**EXERCISE OBJECTIVE**
Review the material and extract every line in which the word "frac" occurs.

**DATA PROVIDED**
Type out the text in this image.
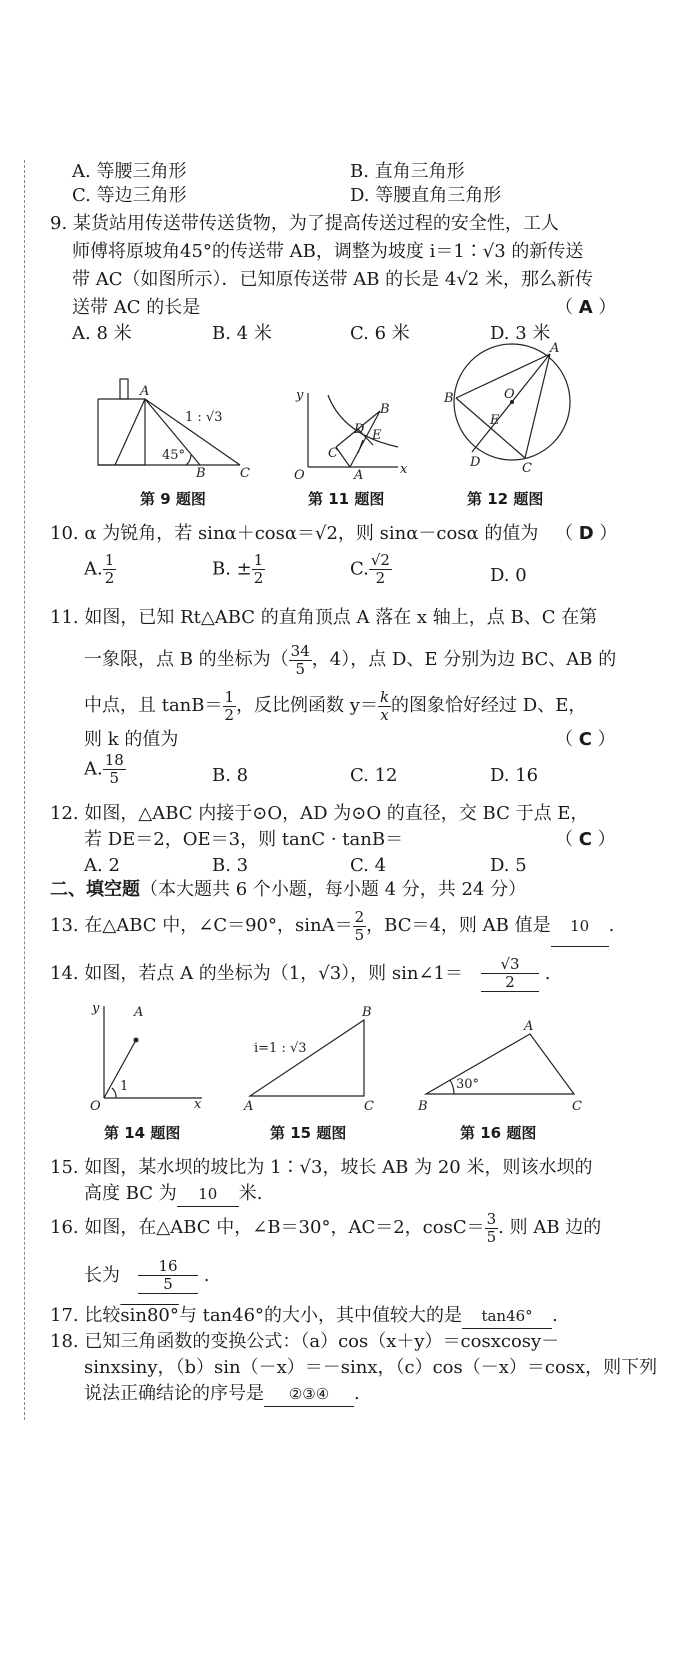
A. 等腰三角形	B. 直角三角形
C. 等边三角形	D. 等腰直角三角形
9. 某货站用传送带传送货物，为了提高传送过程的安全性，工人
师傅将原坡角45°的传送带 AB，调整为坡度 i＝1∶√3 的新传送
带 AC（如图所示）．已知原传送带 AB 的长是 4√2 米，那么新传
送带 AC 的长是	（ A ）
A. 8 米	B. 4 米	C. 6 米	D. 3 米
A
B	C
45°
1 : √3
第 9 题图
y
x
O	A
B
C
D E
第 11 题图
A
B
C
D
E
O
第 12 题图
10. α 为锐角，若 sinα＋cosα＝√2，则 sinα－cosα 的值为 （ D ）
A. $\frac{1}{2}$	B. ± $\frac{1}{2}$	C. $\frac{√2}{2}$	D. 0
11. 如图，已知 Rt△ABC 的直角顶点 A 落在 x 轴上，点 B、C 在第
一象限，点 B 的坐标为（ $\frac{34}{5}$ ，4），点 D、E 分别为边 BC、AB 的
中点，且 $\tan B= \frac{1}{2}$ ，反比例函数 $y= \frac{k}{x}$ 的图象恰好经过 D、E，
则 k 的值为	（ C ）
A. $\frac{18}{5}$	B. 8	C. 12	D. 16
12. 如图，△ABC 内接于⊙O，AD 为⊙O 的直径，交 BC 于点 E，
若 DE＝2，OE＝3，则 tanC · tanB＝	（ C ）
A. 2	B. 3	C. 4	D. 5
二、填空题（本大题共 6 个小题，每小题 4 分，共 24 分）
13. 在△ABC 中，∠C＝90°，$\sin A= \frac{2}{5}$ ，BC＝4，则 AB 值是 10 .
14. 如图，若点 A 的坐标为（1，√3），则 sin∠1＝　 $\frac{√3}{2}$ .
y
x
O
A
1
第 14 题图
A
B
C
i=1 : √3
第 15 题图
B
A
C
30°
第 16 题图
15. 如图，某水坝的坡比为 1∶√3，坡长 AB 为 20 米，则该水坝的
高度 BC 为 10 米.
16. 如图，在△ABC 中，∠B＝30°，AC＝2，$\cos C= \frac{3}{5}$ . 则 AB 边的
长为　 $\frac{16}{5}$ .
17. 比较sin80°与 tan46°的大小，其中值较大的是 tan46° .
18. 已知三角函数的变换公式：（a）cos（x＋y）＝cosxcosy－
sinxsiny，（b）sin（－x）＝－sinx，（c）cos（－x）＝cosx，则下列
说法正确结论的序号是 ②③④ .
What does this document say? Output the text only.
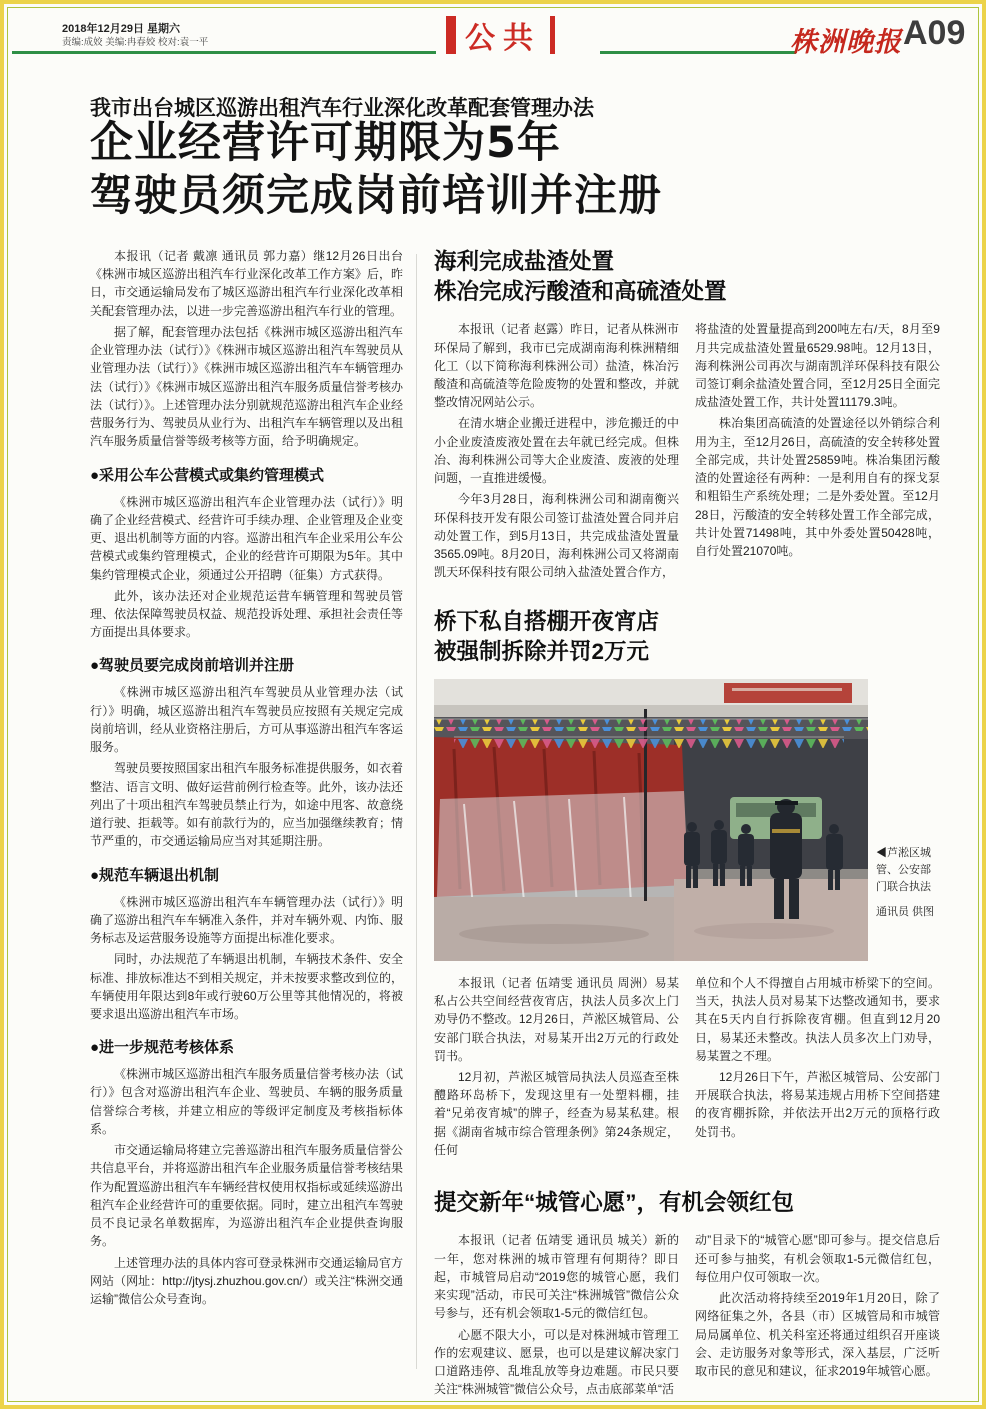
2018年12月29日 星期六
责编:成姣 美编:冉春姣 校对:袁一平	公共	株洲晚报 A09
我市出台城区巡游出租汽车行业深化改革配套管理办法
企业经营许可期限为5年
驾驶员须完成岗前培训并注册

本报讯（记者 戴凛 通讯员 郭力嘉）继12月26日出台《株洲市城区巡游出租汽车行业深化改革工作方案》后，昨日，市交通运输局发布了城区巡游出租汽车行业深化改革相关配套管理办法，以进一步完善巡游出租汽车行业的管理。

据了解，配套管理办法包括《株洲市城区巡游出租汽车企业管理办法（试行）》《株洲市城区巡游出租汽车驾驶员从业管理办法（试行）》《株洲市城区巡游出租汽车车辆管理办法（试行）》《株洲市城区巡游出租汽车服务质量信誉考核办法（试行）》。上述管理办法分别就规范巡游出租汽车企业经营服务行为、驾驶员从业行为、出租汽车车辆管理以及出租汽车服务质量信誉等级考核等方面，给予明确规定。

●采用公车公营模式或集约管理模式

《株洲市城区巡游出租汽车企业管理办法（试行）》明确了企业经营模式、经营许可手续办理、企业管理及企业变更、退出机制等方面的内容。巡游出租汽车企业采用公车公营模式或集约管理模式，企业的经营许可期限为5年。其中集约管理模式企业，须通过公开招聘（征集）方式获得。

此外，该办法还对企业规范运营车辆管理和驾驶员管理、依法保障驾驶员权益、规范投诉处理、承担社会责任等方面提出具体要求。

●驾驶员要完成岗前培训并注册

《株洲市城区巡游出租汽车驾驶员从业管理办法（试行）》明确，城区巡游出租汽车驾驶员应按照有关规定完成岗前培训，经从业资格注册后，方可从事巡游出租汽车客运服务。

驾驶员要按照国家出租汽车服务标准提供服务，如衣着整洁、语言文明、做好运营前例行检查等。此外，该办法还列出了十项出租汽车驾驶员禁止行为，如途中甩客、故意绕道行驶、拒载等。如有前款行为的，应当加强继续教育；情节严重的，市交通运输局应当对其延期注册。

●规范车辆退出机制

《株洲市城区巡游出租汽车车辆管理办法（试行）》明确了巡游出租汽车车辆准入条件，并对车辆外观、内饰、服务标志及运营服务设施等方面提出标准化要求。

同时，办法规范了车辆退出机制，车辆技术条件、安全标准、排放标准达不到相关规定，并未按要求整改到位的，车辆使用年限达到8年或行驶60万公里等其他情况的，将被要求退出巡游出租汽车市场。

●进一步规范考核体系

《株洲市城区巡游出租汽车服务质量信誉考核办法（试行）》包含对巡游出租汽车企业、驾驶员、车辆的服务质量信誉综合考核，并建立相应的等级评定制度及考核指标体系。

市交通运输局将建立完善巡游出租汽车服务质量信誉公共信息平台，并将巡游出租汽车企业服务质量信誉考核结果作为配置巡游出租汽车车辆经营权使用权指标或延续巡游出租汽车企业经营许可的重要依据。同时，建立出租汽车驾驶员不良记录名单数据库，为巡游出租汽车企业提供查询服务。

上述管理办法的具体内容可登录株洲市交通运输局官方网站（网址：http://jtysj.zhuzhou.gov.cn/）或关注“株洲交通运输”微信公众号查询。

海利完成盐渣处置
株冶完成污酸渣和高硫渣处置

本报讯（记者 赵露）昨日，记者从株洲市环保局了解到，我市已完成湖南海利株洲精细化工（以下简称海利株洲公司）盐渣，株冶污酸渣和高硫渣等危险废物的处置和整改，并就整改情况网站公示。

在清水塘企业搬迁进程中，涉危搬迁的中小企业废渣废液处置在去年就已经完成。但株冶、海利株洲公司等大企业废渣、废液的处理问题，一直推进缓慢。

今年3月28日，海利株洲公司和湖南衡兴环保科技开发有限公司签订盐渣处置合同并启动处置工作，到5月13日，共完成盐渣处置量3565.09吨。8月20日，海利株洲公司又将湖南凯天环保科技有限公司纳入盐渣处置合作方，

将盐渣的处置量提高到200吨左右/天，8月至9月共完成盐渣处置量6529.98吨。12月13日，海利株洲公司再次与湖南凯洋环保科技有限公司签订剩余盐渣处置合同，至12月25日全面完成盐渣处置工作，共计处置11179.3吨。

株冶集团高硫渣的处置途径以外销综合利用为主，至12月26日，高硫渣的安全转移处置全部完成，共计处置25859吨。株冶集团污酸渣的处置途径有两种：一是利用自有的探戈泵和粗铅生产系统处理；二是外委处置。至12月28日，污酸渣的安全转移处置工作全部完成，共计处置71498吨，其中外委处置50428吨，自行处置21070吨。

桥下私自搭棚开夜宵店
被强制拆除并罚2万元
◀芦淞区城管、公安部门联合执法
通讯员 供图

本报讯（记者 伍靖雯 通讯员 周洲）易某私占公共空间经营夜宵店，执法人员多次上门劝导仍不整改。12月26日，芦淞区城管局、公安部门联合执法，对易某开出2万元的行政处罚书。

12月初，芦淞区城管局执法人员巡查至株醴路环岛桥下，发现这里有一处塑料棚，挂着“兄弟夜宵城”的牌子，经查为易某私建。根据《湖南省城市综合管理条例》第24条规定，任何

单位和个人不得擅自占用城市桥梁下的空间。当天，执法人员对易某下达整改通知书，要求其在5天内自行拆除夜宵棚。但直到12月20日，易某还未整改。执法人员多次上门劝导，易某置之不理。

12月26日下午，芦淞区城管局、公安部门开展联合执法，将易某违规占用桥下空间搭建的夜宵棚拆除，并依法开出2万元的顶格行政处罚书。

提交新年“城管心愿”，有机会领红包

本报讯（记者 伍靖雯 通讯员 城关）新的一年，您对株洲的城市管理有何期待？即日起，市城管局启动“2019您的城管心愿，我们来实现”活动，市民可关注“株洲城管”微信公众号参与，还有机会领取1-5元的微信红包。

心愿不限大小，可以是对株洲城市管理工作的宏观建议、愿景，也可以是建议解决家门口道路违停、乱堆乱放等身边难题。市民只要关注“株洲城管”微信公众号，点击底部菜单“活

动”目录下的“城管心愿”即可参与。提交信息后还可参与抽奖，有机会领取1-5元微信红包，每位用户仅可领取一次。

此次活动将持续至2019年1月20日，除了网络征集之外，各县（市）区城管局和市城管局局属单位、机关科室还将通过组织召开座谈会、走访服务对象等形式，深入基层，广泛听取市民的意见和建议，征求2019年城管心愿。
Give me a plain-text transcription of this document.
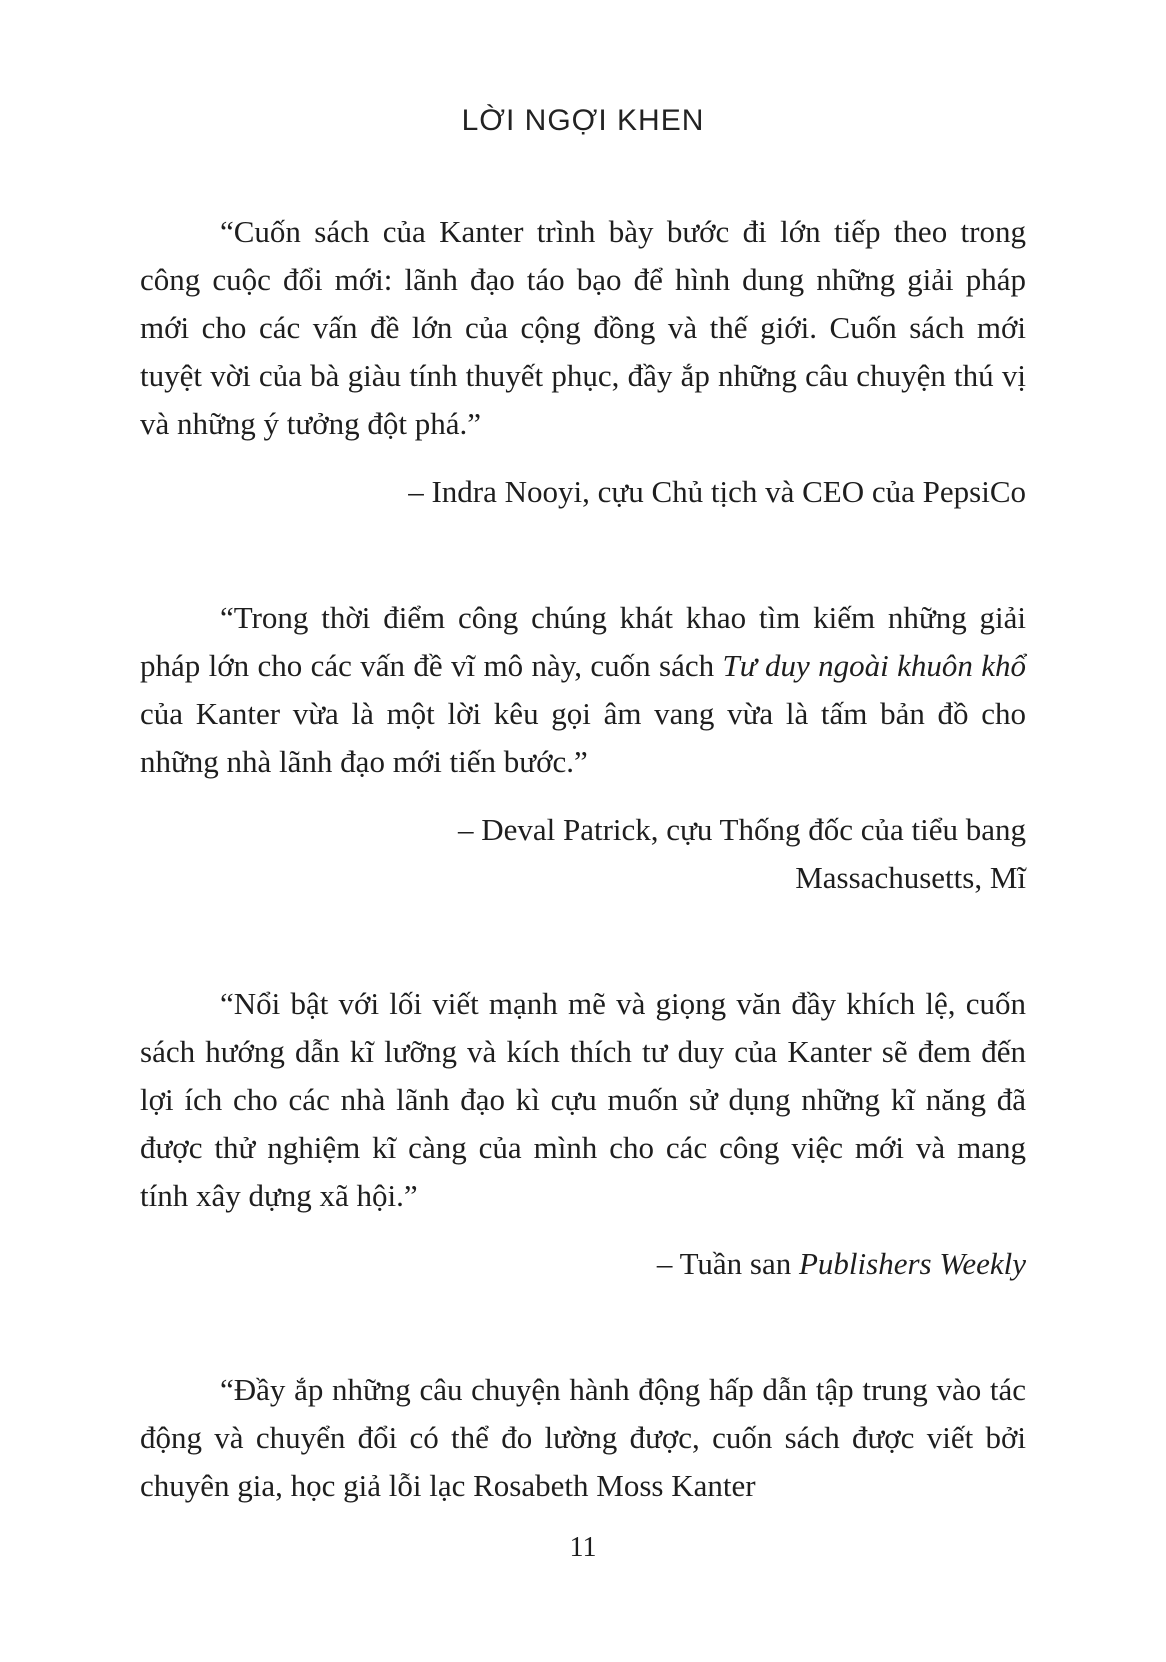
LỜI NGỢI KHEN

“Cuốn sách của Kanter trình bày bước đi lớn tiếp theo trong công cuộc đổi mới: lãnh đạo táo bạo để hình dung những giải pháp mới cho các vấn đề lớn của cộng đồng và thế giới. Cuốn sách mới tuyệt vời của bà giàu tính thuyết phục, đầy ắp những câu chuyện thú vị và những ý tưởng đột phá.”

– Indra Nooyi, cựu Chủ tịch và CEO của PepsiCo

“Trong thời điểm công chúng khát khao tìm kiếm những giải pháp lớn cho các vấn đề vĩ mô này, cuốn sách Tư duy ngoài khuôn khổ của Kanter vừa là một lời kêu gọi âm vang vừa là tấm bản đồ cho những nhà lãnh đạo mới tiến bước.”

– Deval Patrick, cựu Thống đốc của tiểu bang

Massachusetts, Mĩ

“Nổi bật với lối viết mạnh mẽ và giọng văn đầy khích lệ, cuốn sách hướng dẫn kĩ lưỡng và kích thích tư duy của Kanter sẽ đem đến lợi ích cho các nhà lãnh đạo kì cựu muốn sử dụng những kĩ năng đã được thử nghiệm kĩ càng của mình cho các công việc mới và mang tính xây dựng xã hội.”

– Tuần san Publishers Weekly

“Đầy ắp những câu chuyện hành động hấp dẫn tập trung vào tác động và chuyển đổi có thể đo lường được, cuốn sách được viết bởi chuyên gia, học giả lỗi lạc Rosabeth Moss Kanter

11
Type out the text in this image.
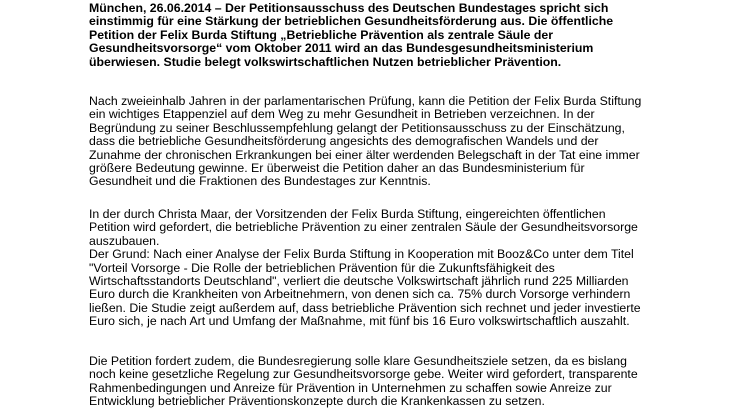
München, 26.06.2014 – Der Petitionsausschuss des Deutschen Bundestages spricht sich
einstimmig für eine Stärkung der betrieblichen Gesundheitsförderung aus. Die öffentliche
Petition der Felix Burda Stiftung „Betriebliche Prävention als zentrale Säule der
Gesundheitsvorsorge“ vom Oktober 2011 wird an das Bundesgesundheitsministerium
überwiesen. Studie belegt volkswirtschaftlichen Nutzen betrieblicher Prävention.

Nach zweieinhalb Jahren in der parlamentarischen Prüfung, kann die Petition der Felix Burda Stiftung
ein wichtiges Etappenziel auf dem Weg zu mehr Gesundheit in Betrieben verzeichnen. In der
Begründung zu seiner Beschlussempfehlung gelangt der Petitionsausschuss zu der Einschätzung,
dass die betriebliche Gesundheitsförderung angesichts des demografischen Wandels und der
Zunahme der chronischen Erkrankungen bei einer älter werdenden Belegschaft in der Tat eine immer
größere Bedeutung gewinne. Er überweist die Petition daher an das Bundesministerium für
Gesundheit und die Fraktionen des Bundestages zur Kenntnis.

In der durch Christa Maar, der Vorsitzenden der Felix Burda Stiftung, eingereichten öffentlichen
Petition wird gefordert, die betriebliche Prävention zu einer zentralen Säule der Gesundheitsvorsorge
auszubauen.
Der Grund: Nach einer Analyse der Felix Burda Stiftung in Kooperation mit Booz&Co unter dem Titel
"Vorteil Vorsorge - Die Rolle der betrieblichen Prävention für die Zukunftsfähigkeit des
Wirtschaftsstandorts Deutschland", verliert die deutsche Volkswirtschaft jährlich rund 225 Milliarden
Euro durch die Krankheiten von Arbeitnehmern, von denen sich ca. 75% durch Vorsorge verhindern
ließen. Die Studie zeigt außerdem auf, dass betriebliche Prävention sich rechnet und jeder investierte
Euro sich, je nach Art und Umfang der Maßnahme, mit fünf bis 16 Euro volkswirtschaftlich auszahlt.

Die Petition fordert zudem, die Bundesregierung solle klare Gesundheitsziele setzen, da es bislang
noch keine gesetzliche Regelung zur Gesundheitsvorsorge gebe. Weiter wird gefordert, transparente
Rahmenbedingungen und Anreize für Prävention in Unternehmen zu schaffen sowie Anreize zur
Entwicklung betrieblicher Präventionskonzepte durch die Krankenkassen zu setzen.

**RESPONSE TO THE EXERCISE**
A. $\frac{1}{2}$	B. ± $\frac{1}{2}$	C. $\frac{√2}{2}$	D. 0
一象限，点 B 的坐标为（ $\frac{34}{5}$ ，4），点 D、E 分别为边 BC、AB 的
中点，且 $\tan B= \frac{1}{2}$ ，反比例函数 $y= \frac{k}{x}$ 的图象恰好经过 D、E，
A. $\frac{18}{5}$	B. 8	C. 12	D. 16
13. 在△ABC 中，∠C＝90°，$\sin A= \frac{2}{5}$ ，BC＝4，则 AB 值是 10 .
14. 如图，若点 A 的坐标为（1，√3），则 sin∠1＝　 $\frac{√3}{2}$ .
16. 如图，在△ABC 中，∠B＝30°，AC＝2，$\cos C= \frac{3}{5}$ . 则 AB 边的
长为　 $\frac{16}{5}$ .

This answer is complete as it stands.